====== Extracted data ======

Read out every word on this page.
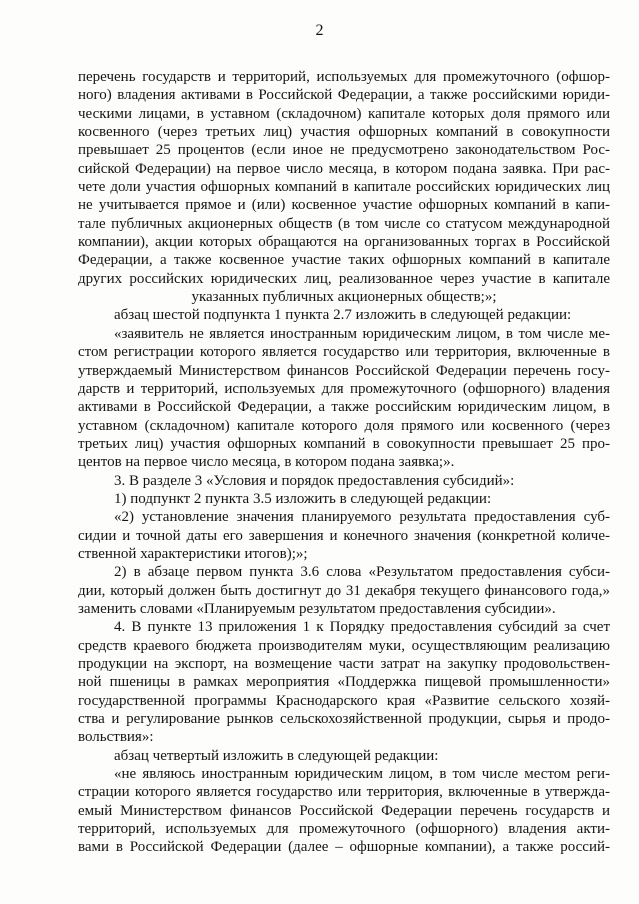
2
перечень государств и территорий, используемых для промежуточного (офшор-
ного) владения активами в Российской Федерации, а также российскими юриди-
ческими лицами, в уставном (складочном) капитале которых доля прямого или
косвенного (через третьих лиц) участия офшорных компаний в совокупности
превышает 25 процентов (если иное не предусмотрено законодательством Рос-
сийской Федерации) на первое число месяца, в котором подана заявка. При рас-
чете доли участия офшорных компаний в капитале российских юридических лиц
не учитывается прямое и (или) косвенное участие офшорных компаний в капи-
тале публичных акционерных обществ (в том числе со статусом международной
компании), акции которых обращаются на организованных торгах в Российской
Федерации, а также косвенное участие таких офшорных компаний в капитале
других российских юридических лиц, реализованное через участие в капитале
указанных публичных акционерных обществ;»;
абзац шестой подпункта 1 пункта 2.7 изложить в следующей редакции:
«заявитель не является иностранным юридическим лицом, в том числе ме-
стом регистрации которого является государство или территория, включенные в
утверждаемый Министерством финансов Российской Федерации перечень госу-
дарств и территорий, используемых для промежуточного (офшорного) владения
активами в Российской Федерации, а также российским юридическим лицом, в
уставном (складочном) капитале которого доля прямого или косвенного (через
третьих лиц) участия офшорных компаний в совокупности превышает 25 про-
центов на первое число месяца, в котором подана заявка;».
3. В разделе 3 «Условия и порядок предоставления субсидий»:
1) подпункт 2 пункта 3.5 изложить в следующей редакции:
«2) установление значения планируемого результата предоставления суб-
сидии и точной даты его завершения и конечного значения (конкретной количе-
ственной характеристики итогов);»;
2) в абзаце первом пункта 3.6 слова «Результатом предоставления субси-
дии, который должен быть достигнут до 31 декабря текущего финансового года,»
заменить словами «Планируемым результатом предоставления субсидии».
4. В пункте 13 приложения 1 к Порядку предоставления субсидий за счет
средств краевого бюджета производителям муки, осуществляющим реализацию
продукции на экспорт, на возмещение части затрат на закупку продовольствен-
ной пшеницы в рамках мероприятия «Поддержка пищевой промышленности»
государственной программы Краснодарского края «Развитие сельского хозяй-
ства и регулирование рынков сельскохозяйственной продукции, сырья и продо-
вольствия»:
абзац четвертый изложить в следующей редакции:
«не являюсь иностранным юридическим лицом, в том числе местом реги-
страции которого является государство или территория, включенные в утвержда-
емый Министерством финансов Российской Федерации перечень государств и
территорий, используемых для промежуточного (офшорного) владения акти-
вами в Российской Федерации (далее – офшорные компании), а также россий-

======

=== Aim of the exercise ===
What is the number of lines above that hold the string "уставном"? Answer with that number alone.

=== Solution for this task ===
2